■ Description of the task
Below is some material; set it all down exactly, apart from the pictures.

— start of Records for processing —

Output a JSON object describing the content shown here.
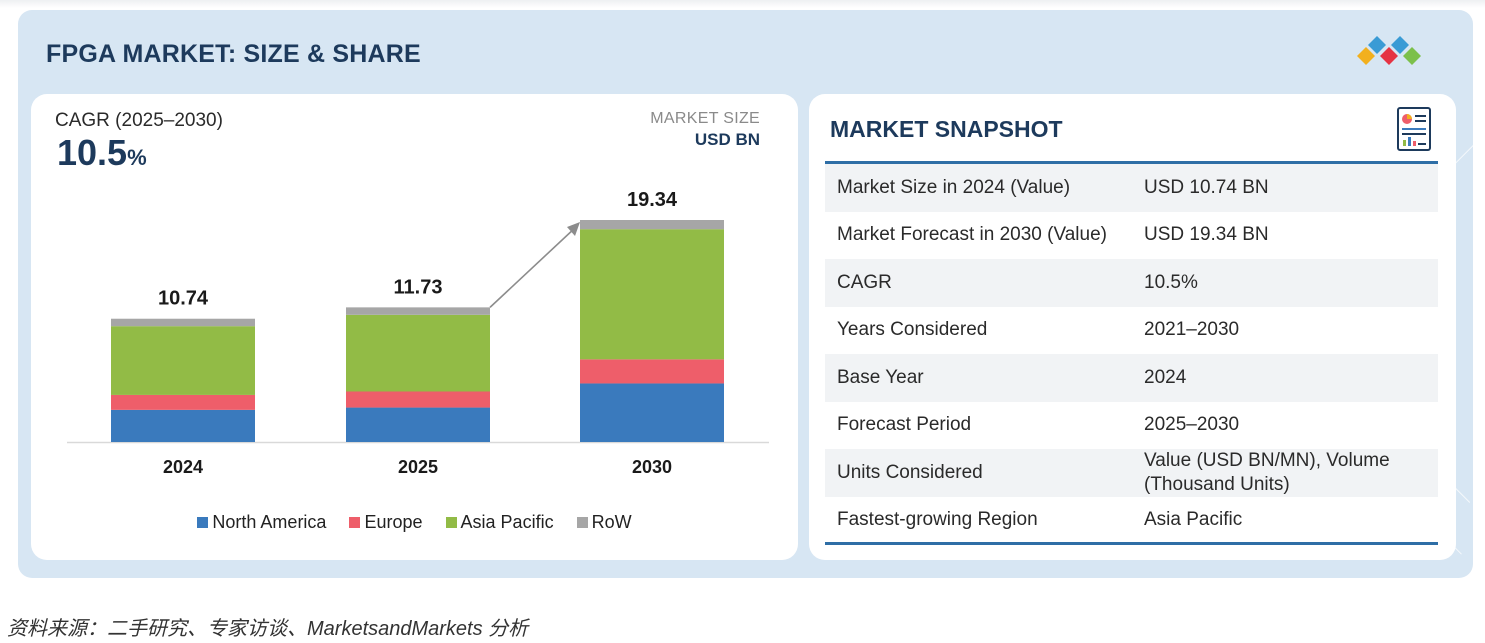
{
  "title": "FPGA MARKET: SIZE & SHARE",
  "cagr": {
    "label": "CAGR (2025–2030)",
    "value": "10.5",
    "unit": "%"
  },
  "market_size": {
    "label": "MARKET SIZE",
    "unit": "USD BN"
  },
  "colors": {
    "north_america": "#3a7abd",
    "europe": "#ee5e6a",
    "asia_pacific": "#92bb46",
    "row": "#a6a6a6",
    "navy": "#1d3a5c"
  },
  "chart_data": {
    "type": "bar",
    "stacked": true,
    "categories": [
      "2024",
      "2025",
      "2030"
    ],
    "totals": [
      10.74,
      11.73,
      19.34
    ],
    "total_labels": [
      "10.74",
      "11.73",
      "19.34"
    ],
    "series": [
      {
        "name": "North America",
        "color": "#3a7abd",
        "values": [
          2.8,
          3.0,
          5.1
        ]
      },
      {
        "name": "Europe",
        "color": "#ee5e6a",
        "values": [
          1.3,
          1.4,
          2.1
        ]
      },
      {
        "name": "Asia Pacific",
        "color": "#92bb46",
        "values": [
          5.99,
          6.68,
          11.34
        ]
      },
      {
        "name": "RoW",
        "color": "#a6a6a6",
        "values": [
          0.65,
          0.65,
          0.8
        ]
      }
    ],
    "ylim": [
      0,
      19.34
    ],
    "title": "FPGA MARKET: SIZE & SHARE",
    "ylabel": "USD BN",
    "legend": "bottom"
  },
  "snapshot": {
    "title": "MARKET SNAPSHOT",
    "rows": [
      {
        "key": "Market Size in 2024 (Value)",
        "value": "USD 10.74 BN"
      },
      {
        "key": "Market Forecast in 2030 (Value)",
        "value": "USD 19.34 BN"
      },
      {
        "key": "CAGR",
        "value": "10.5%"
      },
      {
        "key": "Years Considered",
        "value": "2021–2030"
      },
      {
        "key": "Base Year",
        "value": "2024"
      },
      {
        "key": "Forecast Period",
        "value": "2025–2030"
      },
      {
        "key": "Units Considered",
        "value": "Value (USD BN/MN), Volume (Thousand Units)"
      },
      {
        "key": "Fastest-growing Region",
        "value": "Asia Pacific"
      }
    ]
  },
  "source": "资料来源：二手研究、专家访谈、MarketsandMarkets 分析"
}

— end of Records for processing —

■ Problem solution
Output a JSON object describing the content shown here.
{
  "title": "FPGA MARKET: SIZE & SHARE",
  "cagr": {
    "label": "CAGR (2025–2030)",
    "value": "10.5",
    "unit": "%"
  },
  "market_size": {
    "label": "MARKET SIZE",
    "unit": "USD BN"
  },
  "colors": {
    "north_america": "#3a7abd",
    "europe": "#ee5e6a",
    "asia_pacific": "#92bb46",
    "row": "#a6a6a6",
    "navy": "#1d3a5c"
  },
  "chart_data": {
    "type": "bar",
    "stacked": true,
    "categories": [
      "2024",
      "2025",
      "2030"
    ],
    "totals": [
      10.74,
      11.73,
      19.34
    ],
    "total_labels": [
      "10.74",
      "11.73",
      "19.34"
    ],
    "series": [
      {
        "name": "North America",
        "color": "#3a7abd",
        "values": [
          2.8,
          3.0,
          5.1
        ]
      },
      {
        "name": "Europe",
        "color": "#ee5e6a",
        "values": [
          1.3,
          1.4,
          2.1
        ]
      },
      {
        "name": "Asia Pacific",
        "color": "#92bb46",
        "values": [
          5.99,
          6.68,
          11.34
        ]
      },
      {
        "name": "RoW",
        "color": "#a6a6a6",
        "values": [
          0.65,
          0.65,
          0.8
        ]
      }
    ],
    "ylim": [
      0,
      19.34
    ],
    "title": "FPGA MARKET: SIZE & SHARE",
    "ylabel": "USD BN",
    "legend": "bottom"
  },
  "snapshot": {
    "title": "MARKET SNAPSHOT",
    "rows": [
      {
        "key": "Market Size in 2024 (Value)",
        "value": "USD 10.74 BN"
      },
      {
        "key": "Market Forecast in 2030 (Value)",
        "value": "USD 19.34 BN"
      },
      {
        "key": "CAGR",
        "value": "10.5%"
      },
      {
        "key": "Years Considered",
        "value": "2021–2030"
      },
      {
        "key": "Base Year",
        "value": "2024"
      },
      {
        "key": "Forecast Period",
        "value": "2025–2030"
      },
      {
        "key": "Units Considered",
        "value": "Value (USD BN/MN), Volume (Thousand Units)"
      },
      {
        "key": "Fastest-growing Region",
        "value": "Asia Pacific"
      }
    ]
  },
  "source": "资料来源：二手研究、专家访谈、MarketsandMarkets 分析"
}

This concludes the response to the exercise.